Raw records:
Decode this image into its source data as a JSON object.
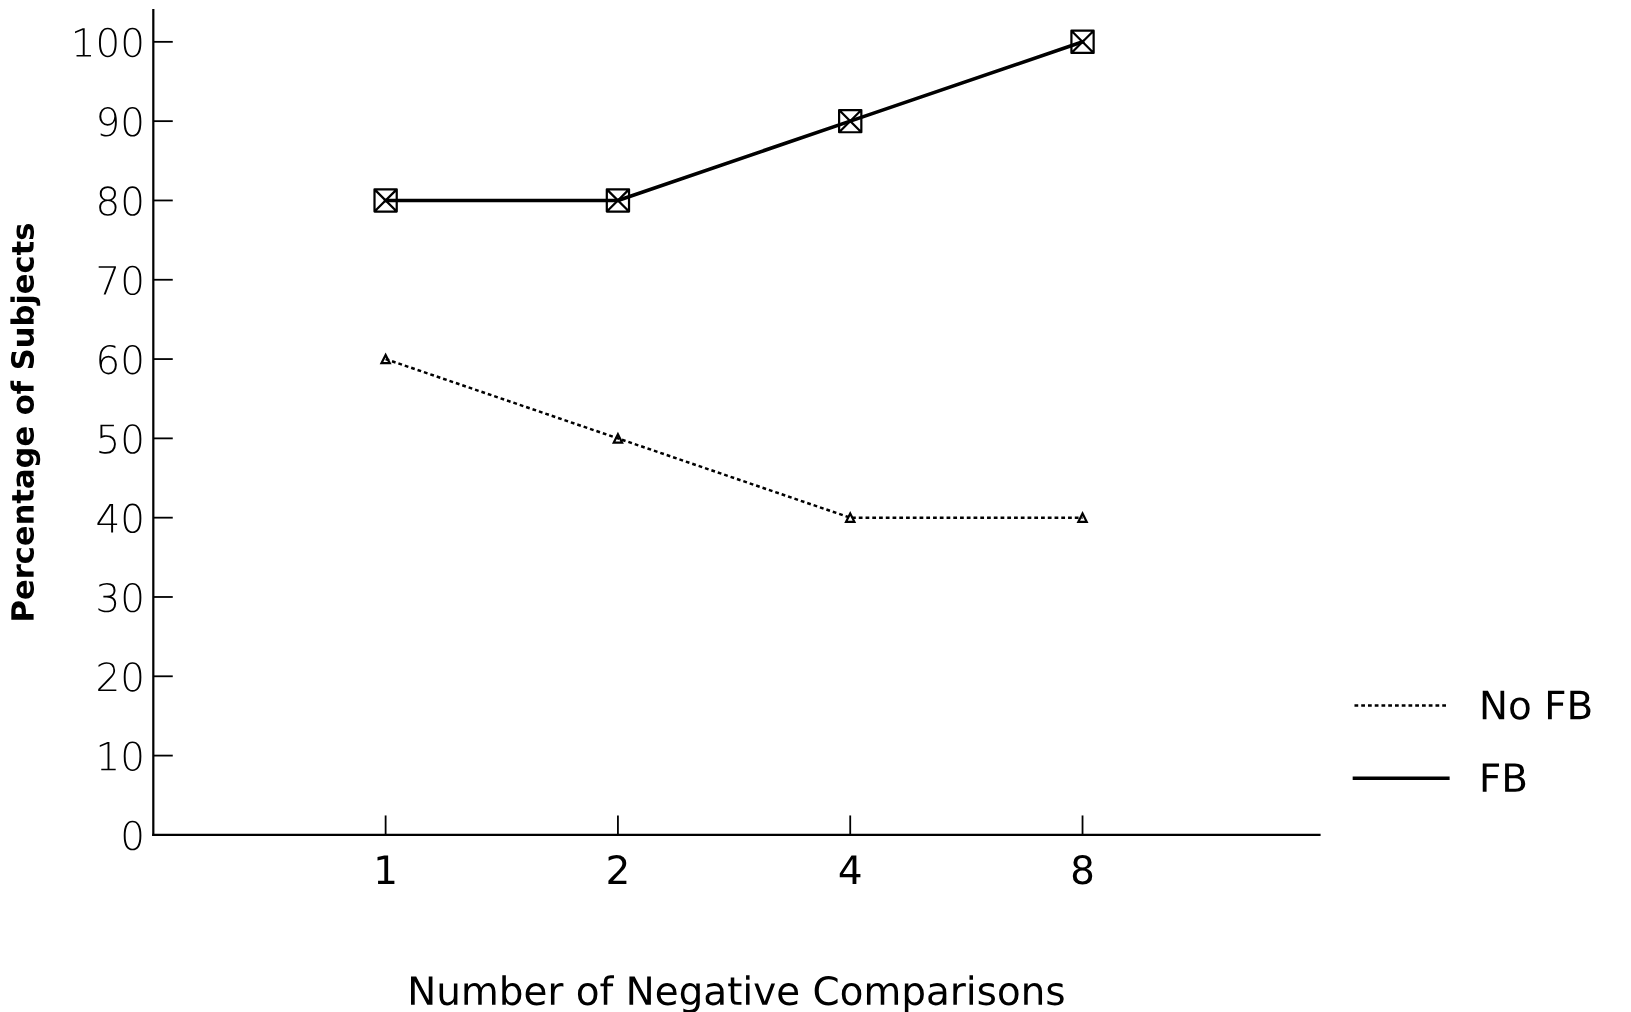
{
  "chart_data": {
    "type": "line",
    "xlabel": "Number of Negative Comparisons",
    "ylabel": "Percentage of Subjects",
    "categories": [
      "1",
      "2",
      "4",
      "8"
    ],
    "series": [
      {
        "name": "No FB",
        "color": "#000000",
        "values": [
          60,
          50,
          40,
          40
        ],
        "line_style": "dotted",
        "marker": "triangle"
      },
      {
        "name": "FB",
        "color": "#000000",
        "values": [
          80,
          80,
          90,
          100
        ],
        "line_style": "solid",
        "marker": "cross"
      }
    ],
    "ylim": [
      0,
      104
    ],
    "yticks": [
      0,
      10,
      20,
      30,
      40,
      50,
      60,
      70,
      80,
      90,
      100
    ],
    "grid": false,
    "legend": "bottom right"
  }
}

What you should do = In your copy of the records, include no pictures; repeat everything else exactly.

Written reply =
Decode this image into its source data as a JSON object.
{
  "chart_data": {
    "type": "line",
    "xlabel": "Number of Negative Comparisons",
    "ylabel": "Percentage of Subjects",
    "categories": [
      "1",
      "2",
      "4",
      "8"
    ],
    "series": [
      {
        "name": "No FB",
        "color": "#000000",
        "values": [
          60,
          50,
          40,
          40
        ],
        "line_style": "dotted",
        "marker": "triangle"
      },
      {
        "name": "FB",
        "color": "#000000",
        "values": [
          80,
          80,
          90,
          100
        ],
        "line_style": "solid",
        "marker": "cross"
      }
    ],
    "ylim": [
      0,
      104
    ],
    "yticks": [
      0,
      10,
      20,
      30,
      40,
      50,
      60,
      70,
      80,
      90,
      100
    ],
    "grid": false,
    "legend": "bottom right"
  }
}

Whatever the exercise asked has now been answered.